# Given exercise:
Make an exact copy of the records, dropping all pictures.

# Extracted material:
-.-.-

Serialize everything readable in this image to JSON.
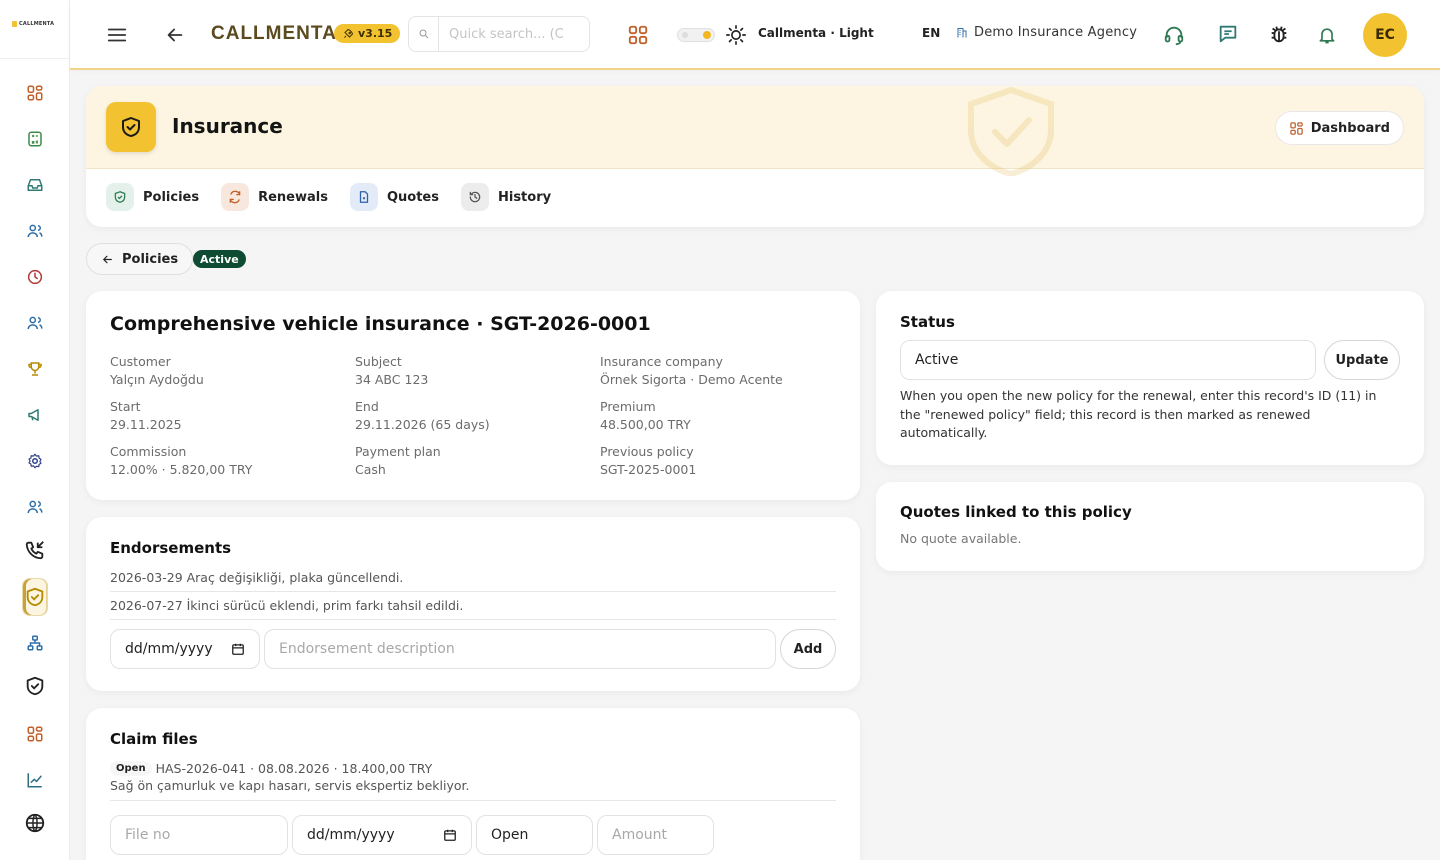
{
  "sidebar": {
    "logo_text": "CALLMENTA",
    "items": [
      {
        "icon": "grid-icon",
        "color": "#c0602a"
      },
      {
        "icon": "calculator-icon",
        "color": "#3e8a4a"
      },
      {
        "icon": "inbox-icon",
        "color": "#2f7a73"
      },
      {
        "icon": "users-icon",
        "color": "#2f6fa8"
      },
      {
        "icon": "clock-icon",
        "color": "#b03a3a"
      },
      {
        "icon": "users-icon",
        "color": "#2f6fa8"
      },
      {
        "icon": "trophy-icon",
        "color": "#b58a00"
      },
      {
        "icon": "megaphone-icon",
        "color": "#2f7a73"
      },
      {
        "icon": "settings-icon",
        "color": "#2f3f8a"
      },
      {
        "icon": "users-icon",
        "color": "#2f6fa8"
      },
      {
        "icon": "phone-incoming-icon",
        "color": "#222222"
      },
      {
        "icon": "shield-check-icon",
        "color": "#b58a00",
        "active": true
      },
      {
        "icon": "network-icon",
        "color": "#2f6fa8"
      },
      {
        "icon": "shield-check-icon",
        "color": "#222222"
      },
      {
        "icon": "grid-icon",
        "color": "#c0602a"
      },
      {
        "icon": "chart-line-icon",
        "color": "#2f6f86"
      },
      {
        "icon": "globe-icon",
        "color": "#222222"
      }
    ]
  },
  "topbar": {
    "brand": "CALLMENTA",
    "version": "v3.15",
    "search_placeholder": "Quick search... (C",
    "theme_label": "Callmenta · Light",
    "language": "EN",
    "agency": "Demo Insurance Agency",
    "avatar_initials": "EC"
  },
  "header": {
    "title": "Insurance",
    "dashboard_label": "Dashboard",
    "tabs": [
      {
        "label": "Policies",
        "icon": "shield-check-icon",
        "bg": "#e3f1ea",
        "color": "#2f7a54"
      },
      {
        "label": "Renewals",
        "icon": "refresh-icon",
        "bg": "#f8e7dc",
        "color": "#c0602a"
      },
      {
        "label": "Quotes",
        "icon": "document-icon",
        "bg": "#e3ebf8",
        "color": "#2f5fa8"
      },
      {
        "label": "History",
        "icon": "history-icon",
        "bg": "#ececec",
        "color": "#555555"
      }
    ]
  },
  "nav": {
    "back_label": "Policies",
    "status_badge": "Active"
  },
  "policy": {
    "title": "Comprehensive vehicle insurance · SGT-2026-0001",
    "fields": [
      {
        "label": "Customer",
        "value": "Yalçın Aydoğdu"
      },
      {
        "label": "Subject",
        "value": "34 ABC 123"
      },
      {
        "label": "Insurance company",
        "value": "Örnek Sigorta · Demo Acente"
      },
      {
        "label": "Start",
        "value": "29.11.2025"
      },
      {
        "label": "End",
        "value": "29.11.2026 (65 days)"
      },
      {
        "label": "Premium",
        "value": "48.500,00 TRY"
      },
      {
        "label": "Commission",
        "value": "12.00% · 5.820,00 TRY"
      },
      {
        "label": "Payment plan",
        "value": "Cash"
      },
      {
        "label": "Previous policy",
        "value": "SGT-2025-0001"
      }
    ]
  },
  "endorsements": {
    "title": "Endorsements",
    "items": [
      "2026-03-29 Araç değişikliği, plaka güncellendi.",
      "2026-07-27 İkinci sürücü eklendi, prim farkı tahsil edildi."
    ],
    "date_placeholder": "dd/mm/yyyy",
    "desc_placeholder": "Endorsement description",
    "add_label": "Add"
  },
  "claims": {
    "title": "Claim files",
    "items": [
      {
        "status": "Open",
        "summary": "HAS-2026-041 · 08.08.2026 · 18.400,00 TRY",
        "description": "Sağ ön çamurluk ve kapı hasarı, servis ekspertiz bekliyor."
      }
    ],
    "file_placeholder": "File no",
    "date_placeholder": "dd/mm/yyyy",
    "status_value": "Open",
    "amount_placeholder": "Amount"
  },
  "status_card": {
    "title": "Status",
    "value": "Active",
    "update_label": "Update",
    "note": "When you open the new policy for the renewal, enter this record's ID (11) in the \"renewed policy\" field; this record is then marked as renewed automatically."
  },
  "quotes_card": {
    "title": "Quotes linked to this policy",
    "empty": "No quote available."
  }
}
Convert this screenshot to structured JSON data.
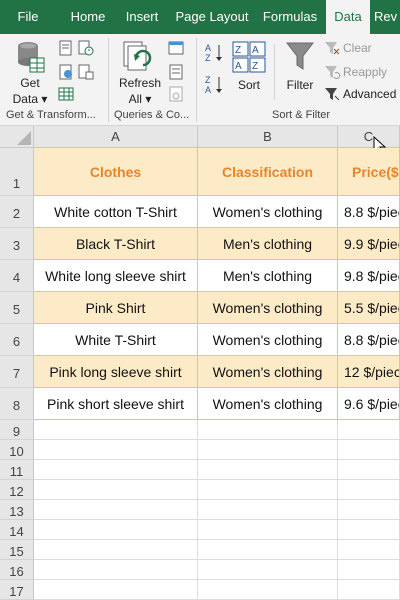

-.-.-

# Full answer:
Serialize everything readable in this image to JSON.
{
  "sidebar": {
    "logo_text": "CALLMENTA",
    "items": [
      {
        "icon": "grid-icon",
        "color": "#c0602a"
      },
      {
        "icon": "calculator-icon",
        "color": "#3e8a4a"
      },
      {
        "icon": "inbox-icon",
        "color": "#2f7a73"
      },
      {
        "icon": "users-icon",
        "color": "#2f6fa8"
      },
      {
        "icon": "clock-icon",
        "color": "#b03a3a"
      },
      {
        "icon": "users-icon",
        "color": "#2f6fa8"
      },
      {
        "icon": "trophy-icon",
        "color": "#b58a00"
      },
      {
        "icon": "megaphone-icon",
        "color": "#2f7a73"
      },
      {
        "icon": "settings-icon",
        "color": "#2f3f8a"
      },
      {
        "icon": "users-icon",
        "color": "#2f6fa8"
      },
      {
        "icon": "phone-incoming-icon",
        "color": "#222222"
      },
      {
        "icon": "shield-check-icon",
        "color": "#b58a00",
        "active": true
      },
      {
        "icon": "network-icon",
        "color": "#2f6fa8"
      },
      {
        "icon": "shield-check-icon",
        "color": "#222222"
      },
      {
        "icon": "grid-icon",
        "color": "#c0602a"
      },
      {
        "icon": "chart-line-icon",
        "color": "#2f6f86"
      },
      {
        "icon": "globe-icon",
        "color": "#222222"
      }
    ]
  },
  "topbar": {
    "brand": "CALLMENTA",
    "version": "v3.15",
    "search_placeholder": "Quick search... (C",
    "theme_label": "Callmenta · Light",
    "language": "EN",
    "agency": "Demo Insurance Agency",
    "avatar_initials": "EC"
  },
  "header": {
    "title": "Insurance",
    "dashboard_label": "Dashboard",
    "tabs": [
      {
        "label": "Policies",
        "icon": "shield-check-icon",
        "bg": "#e3f1ea",
        "color": "#2f7a54"
      },
      {
        "label": "Renewals",
        "icon": "refresh-icon",
        "bg": "#f8e7dc",
        "color": "#c0602a"
      },
      {
        "label": "Quotes",
        "icon": "document-icon",
        "bg": "#e3ebf8",
        "color": "#2f5fa8"
      },
      {
        "label": "History",
        "icon": "history-icon",
        "bg": "#ececec",
        "color": "#555555"
      }
    ]
  },
  "nav": {
    "back_label": "Policies",
    "status_badge": "Active"
  },
  "policy": {
    "title": "Comprehensive vehicle insurance · SGT-2026-0001",
    "fields": [
      {
        "label": "Customer",
        "value": "Yalçın Aydoğdu"
      },
      {
        "label": "Subject",
        "value": "34 ABC 123"
      },
      {
        "label": "Insurance company",
        "value": "Örnek Sigorta · Demo Acente"
      },
      {
        "label": "Start",
        "value": "29.11.2025"
      },
      {
        "label": "End",
        "value": "29.11.2026 (65 days)"
      },
      {
        "label": "Premium",
        "value": "48.500,00 TRY"
      },
      {
        "label": "Commission",
        "value": "12.00% · 5.820,00 TRY"
      },
      {
        "label": "Payment plan",
        "value": "Cash"
      },
      {
        "label": "Previous policy",
        "value": "SGT-2025-0001"
      }
    ]
  },
  "endorsements": {
    "title": "Endorsements",
    "items": [
      "2026-03-29 Araç değişikliği, plaka güncellendi.",
      "2026-07-27 İkinci sürücü eklendi, prim farkı tahsil edildi."
    ],
    "date_placeholder": "dd/mm/yyyy",
    "desc_placeholder": "Endorsement description",
    "add_label": "Add"
  },
  "claims": {
    "title": "Claim files",
    "items": [
      {
        "status": "Open",
        "summary": "HAS-2026-041 · 08.08.2026 · 18.400,00 TRY",
        "description": "Sağ ön çamurluk ve kapı hasarı, servis ekspertiz bekliyor."
      }
    ],
    "file_placeholder": "File no",
    "date_placeholder": "dd/mm/yyyy",
    "status_value": "Open",
    "amount_placeholder": "Amount"
  },
  "status_card": {
    "title": "Status",
    "value": "Active",
    "update_label": "Update",
    "note": "When you open the new policy for the renewal, enter this record's ID (11) in the \"renewed policy\" field; this record is then marked as renewed automatically."
  },
  "quotes_card": {
    "title": "Quotes linked to this policy",
    "empty": "No quote available."
  }
}
Convert this screenshot to structured JSON data.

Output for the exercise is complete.